> **WHAT IS REQUIRED**:
Pull out from the material below all lines with "JSON".
## Begin DATA LISTING
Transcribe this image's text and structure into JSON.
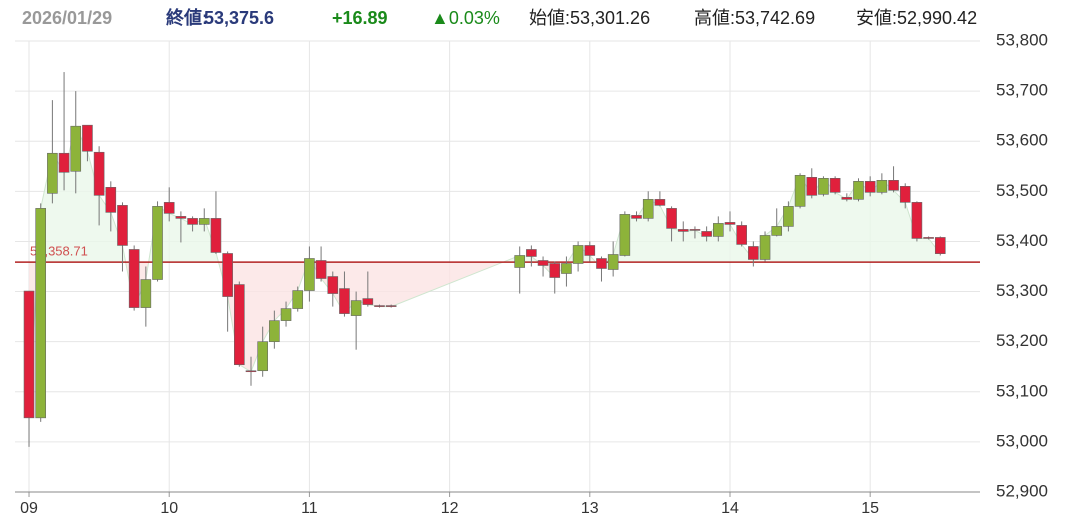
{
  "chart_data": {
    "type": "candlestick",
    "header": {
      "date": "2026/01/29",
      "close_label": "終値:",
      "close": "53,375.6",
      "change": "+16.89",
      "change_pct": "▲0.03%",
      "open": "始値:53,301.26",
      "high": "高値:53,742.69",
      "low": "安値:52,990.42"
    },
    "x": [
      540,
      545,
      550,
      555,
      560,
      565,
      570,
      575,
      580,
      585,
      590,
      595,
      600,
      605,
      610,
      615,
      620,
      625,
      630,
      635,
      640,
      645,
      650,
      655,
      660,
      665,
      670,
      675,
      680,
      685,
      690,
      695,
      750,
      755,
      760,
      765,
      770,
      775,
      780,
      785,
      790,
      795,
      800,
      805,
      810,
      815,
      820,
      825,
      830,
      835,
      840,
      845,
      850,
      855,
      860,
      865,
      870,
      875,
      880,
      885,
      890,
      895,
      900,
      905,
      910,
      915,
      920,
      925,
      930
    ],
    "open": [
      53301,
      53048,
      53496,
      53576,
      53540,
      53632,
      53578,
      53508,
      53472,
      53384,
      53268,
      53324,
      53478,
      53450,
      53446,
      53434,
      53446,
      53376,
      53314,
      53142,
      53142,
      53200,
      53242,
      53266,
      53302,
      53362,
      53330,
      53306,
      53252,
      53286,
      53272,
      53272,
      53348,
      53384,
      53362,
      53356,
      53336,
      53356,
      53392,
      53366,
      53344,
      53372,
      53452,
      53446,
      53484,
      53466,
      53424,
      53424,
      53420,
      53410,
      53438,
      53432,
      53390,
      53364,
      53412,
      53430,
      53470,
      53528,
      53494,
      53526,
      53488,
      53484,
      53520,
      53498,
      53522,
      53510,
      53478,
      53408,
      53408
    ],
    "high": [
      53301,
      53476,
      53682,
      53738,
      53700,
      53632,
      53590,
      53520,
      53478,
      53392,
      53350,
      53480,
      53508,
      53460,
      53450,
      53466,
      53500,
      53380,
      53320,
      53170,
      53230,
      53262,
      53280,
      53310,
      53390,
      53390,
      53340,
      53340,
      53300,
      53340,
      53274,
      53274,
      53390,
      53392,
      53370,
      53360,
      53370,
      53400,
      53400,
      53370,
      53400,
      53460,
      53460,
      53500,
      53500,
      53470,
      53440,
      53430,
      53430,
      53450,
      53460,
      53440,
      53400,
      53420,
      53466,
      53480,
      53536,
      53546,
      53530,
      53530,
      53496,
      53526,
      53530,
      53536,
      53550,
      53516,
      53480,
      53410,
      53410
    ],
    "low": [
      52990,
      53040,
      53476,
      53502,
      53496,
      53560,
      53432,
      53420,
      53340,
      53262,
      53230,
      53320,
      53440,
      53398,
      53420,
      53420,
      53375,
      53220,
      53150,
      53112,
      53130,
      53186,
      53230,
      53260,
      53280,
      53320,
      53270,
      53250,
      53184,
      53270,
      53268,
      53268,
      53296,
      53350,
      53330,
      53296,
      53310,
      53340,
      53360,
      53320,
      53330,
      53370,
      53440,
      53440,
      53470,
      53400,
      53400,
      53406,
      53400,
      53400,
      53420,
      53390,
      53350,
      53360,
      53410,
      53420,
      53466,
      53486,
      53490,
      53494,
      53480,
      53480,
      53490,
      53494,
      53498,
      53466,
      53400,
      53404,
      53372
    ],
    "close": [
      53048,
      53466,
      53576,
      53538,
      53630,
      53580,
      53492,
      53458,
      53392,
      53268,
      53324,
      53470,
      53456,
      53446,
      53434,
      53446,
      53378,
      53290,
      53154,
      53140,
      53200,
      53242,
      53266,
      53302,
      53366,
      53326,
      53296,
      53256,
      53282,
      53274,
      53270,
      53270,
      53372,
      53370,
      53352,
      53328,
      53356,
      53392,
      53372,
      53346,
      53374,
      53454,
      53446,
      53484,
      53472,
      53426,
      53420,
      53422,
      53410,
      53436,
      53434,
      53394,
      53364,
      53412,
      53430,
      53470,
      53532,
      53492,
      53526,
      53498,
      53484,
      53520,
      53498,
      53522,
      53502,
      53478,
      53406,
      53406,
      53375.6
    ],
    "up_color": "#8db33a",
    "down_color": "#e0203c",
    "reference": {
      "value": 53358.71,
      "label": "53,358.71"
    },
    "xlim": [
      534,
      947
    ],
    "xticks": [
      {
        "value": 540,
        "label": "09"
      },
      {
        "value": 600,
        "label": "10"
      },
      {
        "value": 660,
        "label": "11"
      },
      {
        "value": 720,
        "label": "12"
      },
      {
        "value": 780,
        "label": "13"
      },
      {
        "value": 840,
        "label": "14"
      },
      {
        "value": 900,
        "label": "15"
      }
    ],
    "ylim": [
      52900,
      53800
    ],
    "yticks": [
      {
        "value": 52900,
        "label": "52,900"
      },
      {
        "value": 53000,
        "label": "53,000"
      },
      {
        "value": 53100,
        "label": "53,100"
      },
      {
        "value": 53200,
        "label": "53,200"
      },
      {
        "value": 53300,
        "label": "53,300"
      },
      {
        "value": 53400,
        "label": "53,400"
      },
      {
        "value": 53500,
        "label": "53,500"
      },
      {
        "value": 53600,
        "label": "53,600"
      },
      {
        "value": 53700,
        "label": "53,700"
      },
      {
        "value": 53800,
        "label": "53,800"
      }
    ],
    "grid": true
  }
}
## End DATA LISTING
## Begin DATA LISTING
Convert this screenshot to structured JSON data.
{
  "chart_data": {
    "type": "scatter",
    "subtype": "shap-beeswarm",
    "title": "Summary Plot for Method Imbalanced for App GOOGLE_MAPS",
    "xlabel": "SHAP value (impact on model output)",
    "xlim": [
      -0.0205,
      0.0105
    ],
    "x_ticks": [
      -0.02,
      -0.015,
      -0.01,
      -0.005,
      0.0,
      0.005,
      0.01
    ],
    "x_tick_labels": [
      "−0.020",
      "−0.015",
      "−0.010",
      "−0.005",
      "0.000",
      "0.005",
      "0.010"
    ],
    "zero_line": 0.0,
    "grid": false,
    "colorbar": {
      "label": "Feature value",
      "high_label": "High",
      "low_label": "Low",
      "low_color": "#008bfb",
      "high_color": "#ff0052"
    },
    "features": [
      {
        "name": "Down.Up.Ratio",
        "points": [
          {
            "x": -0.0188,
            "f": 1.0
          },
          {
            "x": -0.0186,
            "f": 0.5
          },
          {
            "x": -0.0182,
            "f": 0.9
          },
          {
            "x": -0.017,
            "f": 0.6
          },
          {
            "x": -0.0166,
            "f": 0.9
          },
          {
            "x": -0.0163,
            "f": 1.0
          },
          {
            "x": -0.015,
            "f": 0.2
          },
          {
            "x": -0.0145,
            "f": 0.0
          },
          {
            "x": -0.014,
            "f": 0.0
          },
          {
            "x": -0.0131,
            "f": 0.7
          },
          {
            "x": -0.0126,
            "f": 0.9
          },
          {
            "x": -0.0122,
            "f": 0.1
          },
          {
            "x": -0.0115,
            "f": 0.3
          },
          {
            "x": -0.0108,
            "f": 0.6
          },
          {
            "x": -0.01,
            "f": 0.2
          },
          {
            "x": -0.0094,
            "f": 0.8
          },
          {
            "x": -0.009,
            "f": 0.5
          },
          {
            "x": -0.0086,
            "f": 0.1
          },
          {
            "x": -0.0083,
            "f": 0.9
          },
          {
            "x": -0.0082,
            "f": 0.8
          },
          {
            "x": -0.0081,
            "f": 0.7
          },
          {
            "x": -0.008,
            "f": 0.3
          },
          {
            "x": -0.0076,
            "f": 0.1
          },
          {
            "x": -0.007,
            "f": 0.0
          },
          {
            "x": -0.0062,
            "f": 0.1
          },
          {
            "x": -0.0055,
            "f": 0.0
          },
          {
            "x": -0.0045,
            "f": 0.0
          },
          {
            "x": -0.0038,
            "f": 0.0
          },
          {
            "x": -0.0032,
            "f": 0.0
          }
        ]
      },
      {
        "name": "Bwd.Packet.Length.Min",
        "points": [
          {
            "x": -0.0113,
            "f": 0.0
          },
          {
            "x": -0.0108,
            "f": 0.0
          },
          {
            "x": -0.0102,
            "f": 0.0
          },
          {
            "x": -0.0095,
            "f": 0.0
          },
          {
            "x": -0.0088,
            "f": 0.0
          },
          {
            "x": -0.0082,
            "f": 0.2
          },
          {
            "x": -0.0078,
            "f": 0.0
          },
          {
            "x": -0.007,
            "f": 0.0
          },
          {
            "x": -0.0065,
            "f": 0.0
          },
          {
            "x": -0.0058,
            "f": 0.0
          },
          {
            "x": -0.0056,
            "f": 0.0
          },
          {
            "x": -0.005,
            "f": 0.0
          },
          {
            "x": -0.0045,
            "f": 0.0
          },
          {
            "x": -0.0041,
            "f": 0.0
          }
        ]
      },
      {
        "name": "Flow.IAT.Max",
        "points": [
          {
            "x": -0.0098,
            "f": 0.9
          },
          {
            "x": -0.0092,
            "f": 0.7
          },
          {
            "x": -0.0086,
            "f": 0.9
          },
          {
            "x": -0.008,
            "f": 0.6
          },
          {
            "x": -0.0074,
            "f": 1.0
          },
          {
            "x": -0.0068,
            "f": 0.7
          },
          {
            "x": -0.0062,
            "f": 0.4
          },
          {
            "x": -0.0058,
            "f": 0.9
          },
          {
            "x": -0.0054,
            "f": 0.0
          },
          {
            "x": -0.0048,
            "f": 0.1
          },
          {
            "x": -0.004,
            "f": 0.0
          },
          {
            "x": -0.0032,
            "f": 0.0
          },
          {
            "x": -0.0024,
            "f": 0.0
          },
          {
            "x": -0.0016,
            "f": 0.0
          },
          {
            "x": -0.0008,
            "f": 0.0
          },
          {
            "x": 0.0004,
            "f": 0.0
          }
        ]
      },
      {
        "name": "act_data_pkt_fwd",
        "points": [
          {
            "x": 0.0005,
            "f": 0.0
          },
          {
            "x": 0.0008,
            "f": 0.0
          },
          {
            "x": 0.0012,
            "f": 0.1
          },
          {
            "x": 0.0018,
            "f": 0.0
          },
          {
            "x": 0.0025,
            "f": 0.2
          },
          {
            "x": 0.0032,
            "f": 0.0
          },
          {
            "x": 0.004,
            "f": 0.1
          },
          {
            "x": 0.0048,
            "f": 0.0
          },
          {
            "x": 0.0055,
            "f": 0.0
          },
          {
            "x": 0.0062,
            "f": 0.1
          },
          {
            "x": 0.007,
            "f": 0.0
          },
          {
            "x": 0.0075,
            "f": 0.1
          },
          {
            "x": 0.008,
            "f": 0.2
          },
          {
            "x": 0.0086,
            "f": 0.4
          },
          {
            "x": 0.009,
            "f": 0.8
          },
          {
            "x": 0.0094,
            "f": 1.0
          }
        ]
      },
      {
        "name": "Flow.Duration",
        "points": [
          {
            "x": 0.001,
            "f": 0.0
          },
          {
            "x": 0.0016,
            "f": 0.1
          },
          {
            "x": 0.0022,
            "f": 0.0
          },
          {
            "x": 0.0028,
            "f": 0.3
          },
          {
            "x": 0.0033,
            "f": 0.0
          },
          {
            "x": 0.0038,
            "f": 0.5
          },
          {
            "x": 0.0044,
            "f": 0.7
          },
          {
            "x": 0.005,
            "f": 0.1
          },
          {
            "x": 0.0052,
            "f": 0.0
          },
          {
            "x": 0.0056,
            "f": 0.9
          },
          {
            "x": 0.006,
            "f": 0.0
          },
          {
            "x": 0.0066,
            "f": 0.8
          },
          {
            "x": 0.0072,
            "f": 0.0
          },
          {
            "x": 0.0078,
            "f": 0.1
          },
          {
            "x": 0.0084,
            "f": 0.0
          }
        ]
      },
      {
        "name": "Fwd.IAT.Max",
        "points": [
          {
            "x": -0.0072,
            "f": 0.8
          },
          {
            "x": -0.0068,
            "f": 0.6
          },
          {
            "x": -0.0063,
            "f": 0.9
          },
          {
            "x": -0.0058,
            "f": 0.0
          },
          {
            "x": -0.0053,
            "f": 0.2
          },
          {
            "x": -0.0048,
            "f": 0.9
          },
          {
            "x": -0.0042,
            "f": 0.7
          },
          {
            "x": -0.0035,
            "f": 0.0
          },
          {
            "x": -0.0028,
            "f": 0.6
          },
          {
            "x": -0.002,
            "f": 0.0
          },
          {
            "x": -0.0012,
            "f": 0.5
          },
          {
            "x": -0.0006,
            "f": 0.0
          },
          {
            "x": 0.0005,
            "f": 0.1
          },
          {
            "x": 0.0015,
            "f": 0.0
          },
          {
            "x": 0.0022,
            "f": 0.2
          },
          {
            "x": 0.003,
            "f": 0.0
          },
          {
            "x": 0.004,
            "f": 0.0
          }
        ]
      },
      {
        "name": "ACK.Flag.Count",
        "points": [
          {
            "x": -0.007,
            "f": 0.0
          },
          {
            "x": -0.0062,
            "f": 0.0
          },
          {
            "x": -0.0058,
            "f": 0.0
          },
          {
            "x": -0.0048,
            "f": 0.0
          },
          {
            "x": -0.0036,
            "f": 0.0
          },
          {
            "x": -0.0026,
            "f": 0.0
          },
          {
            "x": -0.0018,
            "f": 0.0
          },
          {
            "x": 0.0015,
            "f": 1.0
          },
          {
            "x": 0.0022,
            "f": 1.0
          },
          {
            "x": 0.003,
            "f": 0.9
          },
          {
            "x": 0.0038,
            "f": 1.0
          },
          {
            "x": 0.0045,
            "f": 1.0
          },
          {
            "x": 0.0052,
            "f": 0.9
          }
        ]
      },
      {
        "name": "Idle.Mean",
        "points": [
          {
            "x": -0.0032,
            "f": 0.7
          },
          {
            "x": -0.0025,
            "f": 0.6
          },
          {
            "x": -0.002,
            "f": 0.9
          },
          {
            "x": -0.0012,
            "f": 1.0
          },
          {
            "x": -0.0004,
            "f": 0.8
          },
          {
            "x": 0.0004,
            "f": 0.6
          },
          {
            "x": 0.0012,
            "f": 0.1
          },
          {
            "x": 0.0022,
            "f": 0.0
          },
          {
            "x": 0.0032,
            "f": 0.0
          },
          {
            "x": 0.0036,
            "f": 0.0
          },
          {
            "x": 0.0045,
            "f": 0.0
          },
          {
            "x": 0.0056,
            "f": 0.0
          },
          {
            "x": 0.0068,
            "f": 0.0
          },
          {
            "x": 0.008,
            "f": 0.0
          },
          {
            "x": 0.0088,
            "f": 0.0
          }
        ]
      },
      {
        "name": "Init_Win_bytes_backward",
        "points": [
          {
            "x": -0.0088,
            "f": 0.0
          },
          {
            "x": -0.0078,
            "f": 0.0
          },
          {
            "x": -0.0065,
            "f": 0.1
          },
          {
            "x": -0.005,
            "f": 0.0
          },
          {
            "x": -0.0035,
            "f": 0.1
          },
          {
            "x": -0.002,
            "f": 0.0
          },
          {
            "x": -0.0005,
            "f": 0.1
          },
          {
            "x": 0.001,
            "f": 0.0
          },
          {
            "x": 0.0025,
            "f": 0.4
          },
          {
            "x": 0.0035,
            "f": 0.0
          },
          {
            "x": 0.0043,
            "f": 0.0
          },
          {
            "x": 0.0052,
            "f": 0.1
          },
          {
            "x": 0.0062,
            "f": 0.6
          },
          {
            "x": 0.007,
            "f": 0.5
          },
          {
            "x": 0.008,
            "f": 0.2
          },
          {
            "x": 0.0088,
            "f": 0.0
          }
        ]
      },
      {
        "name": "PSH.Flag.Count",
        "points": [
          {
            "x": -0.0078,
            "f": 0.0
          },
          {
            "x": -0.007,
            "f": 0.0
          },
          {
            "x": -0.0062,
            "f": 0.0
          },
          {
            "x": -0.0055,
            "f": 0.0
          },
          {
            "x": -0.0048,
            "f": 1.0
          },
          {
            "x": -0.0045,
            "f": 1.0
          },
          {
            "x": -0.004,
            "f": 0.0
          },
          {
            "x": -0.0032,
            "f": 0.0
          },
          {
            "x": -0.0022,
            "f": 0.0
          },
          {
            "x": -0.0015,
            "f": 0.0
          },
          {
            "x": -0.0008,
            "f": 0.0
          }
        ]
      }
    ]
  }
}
## End DATA LISTING
> **RESPONSE**:
Transcribe this image's text and structure into JSON.
Convert this screenshot to structured JSON data.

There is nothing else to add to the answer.